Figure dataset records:
================================

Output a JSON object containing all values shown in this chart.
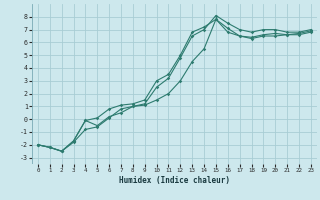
{
  "title": "",
  "xlabel": "Humidex (Indice chaleur)",
  "bg_color": "#cde8ed",
  "line_color": "#2d7b6f",
  "grid_color": "#a8cdd4",
  "xlim": [
    -0.5,
    23.5
  ],
  "ylim": [
    -3.5,
    9.0
  ],
  "xticks": [
    0,
    1,
    2,
    3,
    4,
    5,
    6,
    7,
    8,
    9,
    10,
    11,
    12,
    13,
    14,
    15,
    16,
    17,
    18,
    19,
    20,
    21,
    22,
    23
  ],
  "yticks": [
    -3,
    -2,
    -1,
    0,
    1,
    2,
    3,
    4,
    5,
    6,
    7,
    8
  ],
  "line1_x": [
    0,
    1,
    2,
    3,
    4,
    5,
    6,
    7,
    8,
    9,
    10,
    11,
    12,
    13,
    14,
    15,
    16,
    17,
    18,
    19,
    20,
    21,
    22,
    23
  ],
  "line1_y": [
    -2.0,
    -2.2,
    -2.5,
    -1.7,
    -0.1,
    -0.5,
    0.2,
    0.5,
    1.0,
    1.2,
    2.5,
    3.2,
    4.8,
    6.5,
    7.0,
    8.1,
    7.5,
    7.0,
    6.8,
    7.0,
    7.0,
    6.8,
    6.8,
    7.0
  ],
  "line2_x": [
    0,
    1,
    2,
    3,
    4,
    5,
    6,
    7,
    8,
    9,
    10,
    11,
    12,
    13,
    14,
    15,
    16,
    17,
    18,
    19,
    20,
    21,
    22,
    23
  ],
  "line2_y": [
    -2.0,
    -2.2,
    -2.5,
    -1.7,
    -0.1,
    0.1,
    0.8,
    1.1,
    1.2,
    1.5,
    3.0,
    3.5,
    5.0,
    6.8,
    7.2,
    7.8,
    6.8,
    6.5,
    6.4,
    6.6,
    6.7,
    6.6,
    6.6,
    6.8
  ],
  "line3_x": [
    0,
    1,
    2,
    3,
    4,
    5,
    6,
    7,
    8,
    9,
    10,
    11,
    12,
    13,
    14,
    15,
    16,
    17,
    18,
    19,
    20,
    21,
    22,
    23
  ],
  "line3_y": [
    -2.0,
    -2.2,
    -2.5,
    -1.8,
    -0.8,
    -0.6,
    0.1,
    0.8,
    1.0,
    1.1,
    1.5,
    2.0,
    3.0,
    4.5,
    5.5,
    7.8,
    7.1,
    6.5,
    6.3,
    6.5,
    6.5,
    6.6,
    6.7,
    6.9
  ]
}
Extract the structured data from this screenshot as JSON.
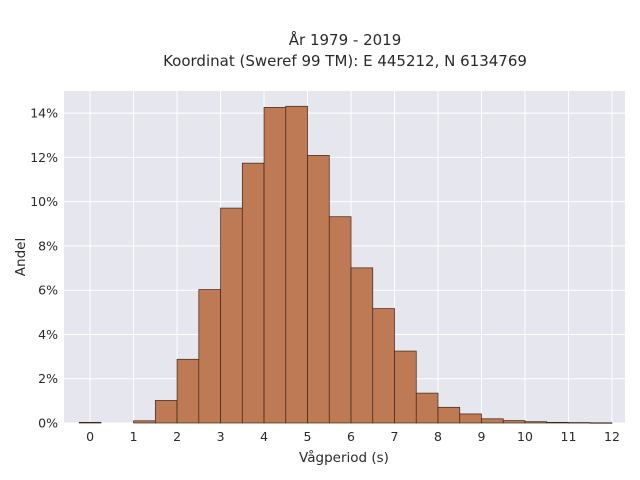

================================

Return every line above that contains the word "this".

Output a JSON object containing all values shown in this chart.
Extract the structured data from this screenshot as JSON.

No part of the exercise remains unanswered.